__Texto de la página__.

Las cosas degeneraron
en una mayor confusión, pues precisamente en aquellos años Luis XIV se
presentaba como el gran promotor de la fe católica al revocar el Edicto de Nantes, y la ya mencionada
contienda de las franquicias de embajadas atizaba de nuevo el fuego. Sin
embargo, se evitaba por ambas partes una ruptura definitiva. A través de los
confesores y nuncios el papa intentó influir en la conciencia del rey más que
proceder a declaraciones oficiales. El monarca sabía bien que su poder estaba
inseparablemente unido con su confesión, que él sinceramente creía católica.
También la revolución de Inglaterra de 1688 le había privado de su valioso
aliado, el rey inglés, y proporcionado un nuevo enemigo. No podía romper con el
papa en esta situación tan crítica.

__Datos proporcionados__.
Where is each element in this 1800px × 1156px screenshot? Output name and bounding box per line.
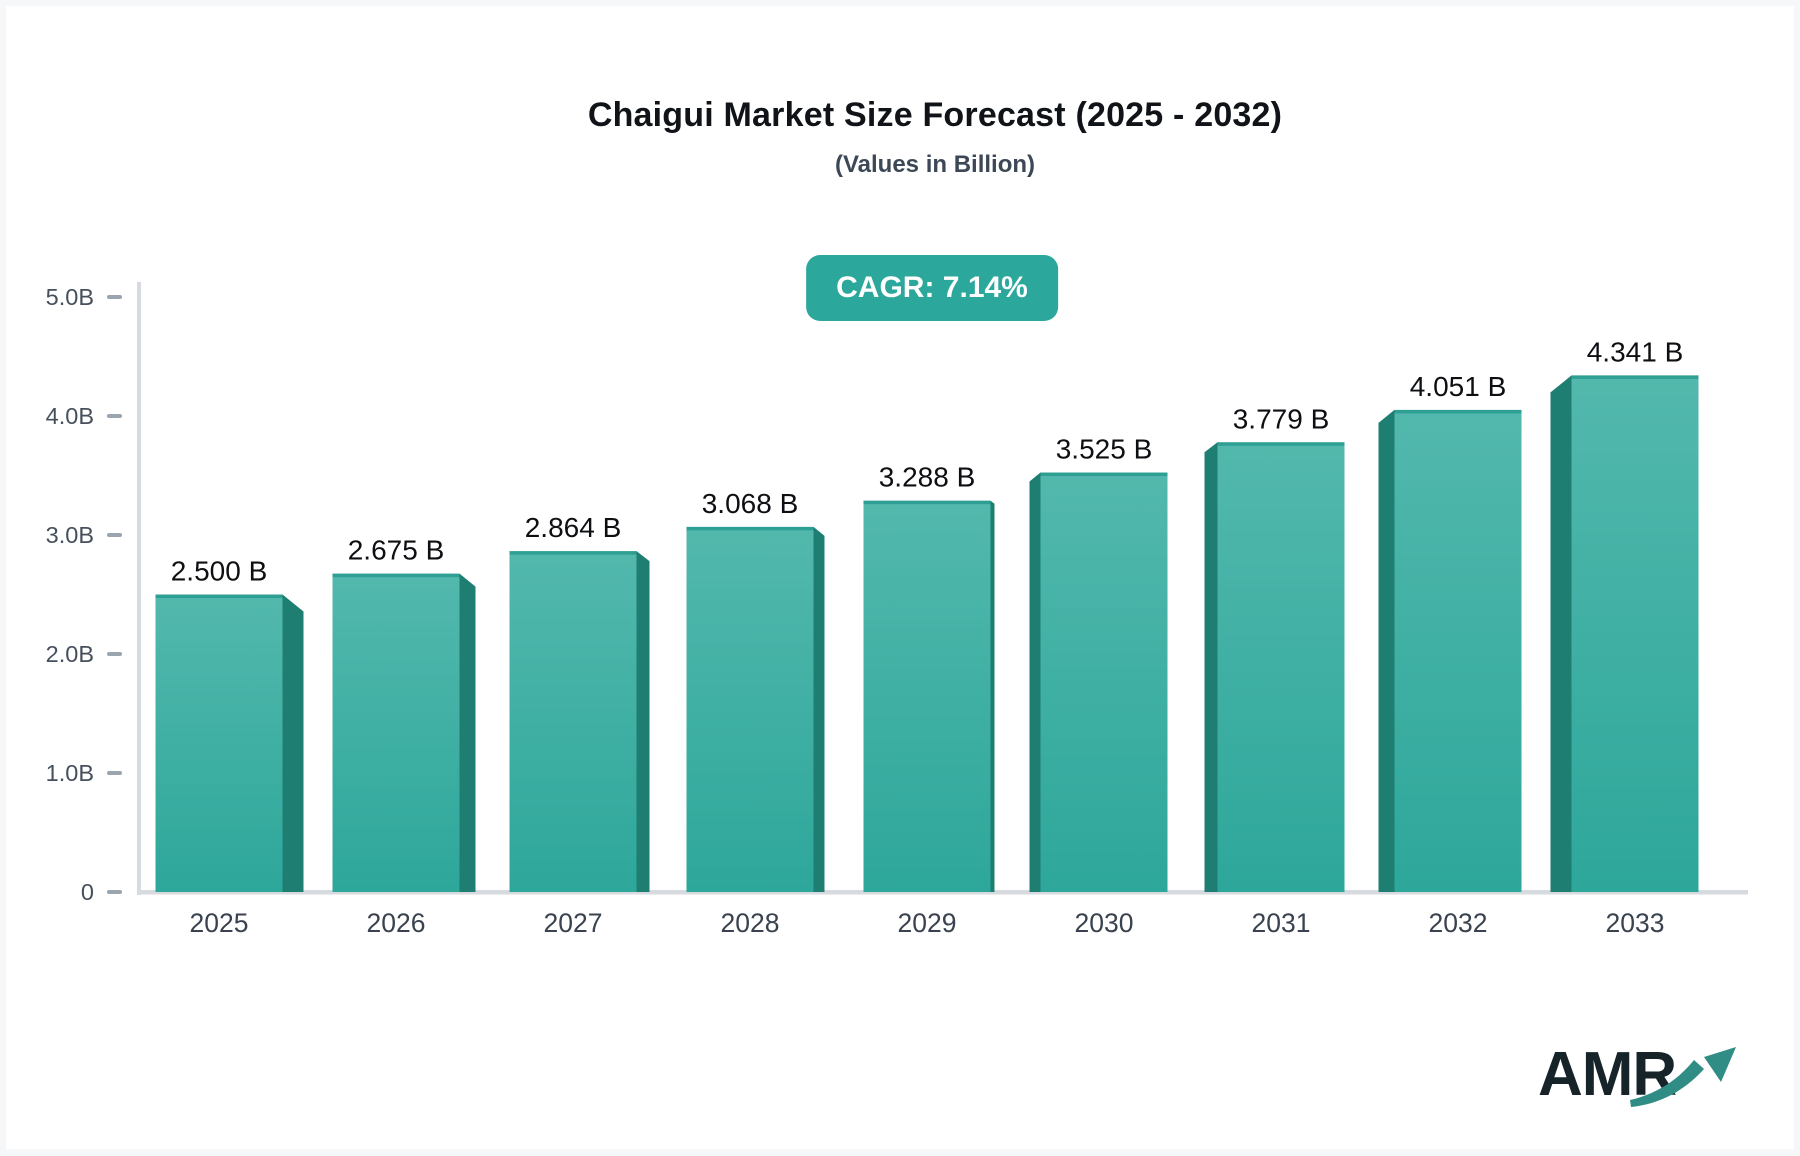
x-category-label: 2032 — [1429, 908, 1488, 938]
x-axis-line — [137, 890, 1748, 895]
bar-value-label: 2.675 B — [348, 535, 445, 566]
bar-value-label: 3.779 B — [1233, 403, 1330, 434]
bar-face — [332, 573, 460, 892]
bar-side-face — [459, 573, 476, 892]
bar-value-label: 2.500 B — [171, 556, 268, 587]
y-tick-label: 1.0B — [46, 760, 94, 786]
chart-card: Chaigui Market Size Forecast (2025 - 203… — [6, 6, 1794, 1149]
chart-bars — [155, 375, 1699, 892]
bar-top-edge — [1571, 375, 1699, 379]
x-category-label: 2025 — [190, 908, 249, 938]
bar-value-label: 2.864 B — [525, 512, 622, 543]
x-category-label: 2027 — [544, 908, 603, 938]
bar-face — [155, 594, 283, 892]
bar-top-edge — [686, 526, 814, 531]
bar-value-label: 3.068 B — [702, 488, 799, 519]
y-tick-dash — [107, 652, 122, 656]
bar-face — [1571, 375, 1699, 892]
bar-side-face — [1204, 442, 1218, 892]
bar-side-face — [813, 526, 825, 892]
bar-top-edge — [1394, 409, 1522, 414]
x-category-label: 2026 — [367, 908, 426, 938]
y-tick-dash — [107, 771, 122, 775]
x-category-label: 2030 — [1075, 908, 1134, 938]
bar-side-face — [1378, 409, 1395, 892]
amr-logo: AMR — [1538, 1036, 1758, 1122]
cagr-badge: CAGR: 7.14% — [806, 255, 1058, 321]
bar-top-edge — [155, 594, 283, 598]
bar-top-edge — [332, 573, 460, 578]
bar-top-edge — [1040, 472, 1168, 477]
bar-side-face — [1550, 375, 1572, 892]
bar-value-label: 3.288 B — [879, 462, 976, 493]
bar-top-edge — [863, 500, 991, 505]
bar-value-label: 4.341 B — [1587, 336, 1684, 367]
y-tick-dash — [107, 295, 122, 299]
bar-chart: 0 1.0B 2.0B 3.0B 4.0B 5.0B 2.500 B 2025 2.675 B… — [46, 282, 1748, 938]
y-tick-dash — [107, 890, 122, 894]
x-category-label: 2028 — [721, 908, 780, 938]
bar-face — [1394, 409, 1522, 892]
bar-side-face — [636, 551, 650, 892]
bar-side-face — [1029, 472, 1041, 892]
bar-face — [1040, 472, 1168, 892]
chart-labels: 2.500 B 2025 2.675 B 2026 2.864 B 2027 3.068 B… — [171, 336, 1684, 938]
bar-face — [1217, 442, 1345, 892]
y-tick-dash — [107, 414, 122, 418]
y-tick-label: 0 — [81, 879, 94, 905]
bar-top-edge — [509, 551, 637, 555]
bar-value-label: 4.051 B — [1410, 371, 1507, 402]
y-tick-label: 3.0B — [46, 522, 94, 548]
bar-side-face — [282, 594, 304, 892]
y-tick-label: 2.0B — [46, 641, 94, 667]
bar-face — [509, 551, 637, 892]
y-tick-dash — [107, 533, 122, 537]
bar-value-label: 3.525 B — [1056, 434, 1153, 465]
x-category-label: 2029 — [898, 908, 957, 938]
amr-logo-arrow-icon — [1630, 1047, 1736, 1107]
y-axis-line — [137, 282, 141, 895]
y-tick-label: 4.0B — [46, 403, 94, 429]
bar-top-edge — [1217, 442, 1345, 446]
bar-side-face — [990, 500, 995, 892]
chart-axes: 0 1.0B 2.0B 3.0B 4.0B 5.0B — [46, 282, 1748, 905]
x-category-label: 2031 — [1252, 908, 1311, 938]
bar-face — [686, 526, 814, 892]
y-tick-label: 5.0B — [46, 284, 94, 310]
x-category-label: 2033 — [1606, 908, 1665, 938]
bar-face — [863, 500, 991, 892]
cagr-badge-label: CAGR: 7.14% — [836, 271, 1028, 304]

__Tareas__.
- a) Por favor, resume en forma de lista el párrafo del texto sobre Luis XIV y el papa que empieza con "Las cosas degeneraron", conservando sus datos principales.
- b) En las filas que comienzan en la que contiene "x-category-label: 2032 —" y terminan en la que contiene "bar-side-face — [1550, 375, 1572, 892]", ambas incluidas, cambia el nombre "bar-top-edge" por "bar-upper-edge". Devuelve solo esas filas, sin ningún otro cambio.

__Respuestas__.
- a)
- La confusión aumentó porque Luis XIV se presentaba como gran promotor de la fe católica al revocar el Edicto de Nantes, y la disputa de las franquicias de embajadas avivaba de nuevo el conflicto.
- Aun así, ambas partes evitaban una ruptura definitiva.
- El papa intentó influir en la conciencia del rey a través de confesores y nuncios, más que con declaraciones oficiales.
- El rey sabía que su poder estaba inseparablemente unido a su confesión, que creía sinceramente católica.
- La revolución de Inglaterra de 1688 le había quitado un valioso aliado, el rey inglés, y le había dado un nuevo enemigo.
- En esa situación tan crítica no podía romper con el papa.

- b)
x-category-label: 2032 — [1429, 908, 1488, 938]
x-axis-line — [137, 890, 1748, 895]
bar-value-label: 2.675 B — [348, 535, 445, 566]
bar-value-label: 3.779 B — [1233, 403, 1330, 434]
bar-face — [332, 573, 460, 892]
bar-side-face — [459, 573, 476, 892]
bar-value-label: 2.500 B — [171, 556, 268, 587]
y-tick-label: 1.0B — [46, 760, 94, 786]
chart-card: Chaigui Market Size Forecast (2025 - 203… — [6, 6, 1794, 1149]
chart-bars — [155, 375, 1699, 892]
bar-upper-edge — [1571, 375, 1699, 379]
x-category-label: 2025 — [190, 908, 249, 938]
bar-value-label: 2.864 B — [525, 512, 622, 543]
x-category-label: 2027 — [544, 908, 603, 938]
bar-face — [155, 594, 283, 892]
bar-upper-edge — [686, 526, 814, 531]
bar-value-label: 3.068 B — [702, 488, 799, 519]
y-tick-dash — [107, 652, 122, 656]
bar-face — [1571, 375, 1699, 892]
bar-side-face — [1204, 442, 1218, 892]
bar-side-face — [813, 526, 825, 892]
bar-upper-edge — [1394, 409, 1522, 414]
x-category-label: 2026 — [367, 908, 426, 938]
y-tick-dash — [107, 771, 122, 775]
x-category-label: 2030 — [1075, 908, 1134, 938]
bar-side-face — [1378, 409, 1395, 892]
amr-logo: AMR — [1538, 1036, 1758, 1122]
cagr-badge: CAGR: 7.14% — [806, 255, 1058, 321]
bar-upper-edge — [155, 594, 283, 598]
bar-upper-edge — [332, 573, 460, 578]
bar-upper-edge — [1040, 472, 1168, 477]
bar-side-face — [1550, 375, 1572, 892]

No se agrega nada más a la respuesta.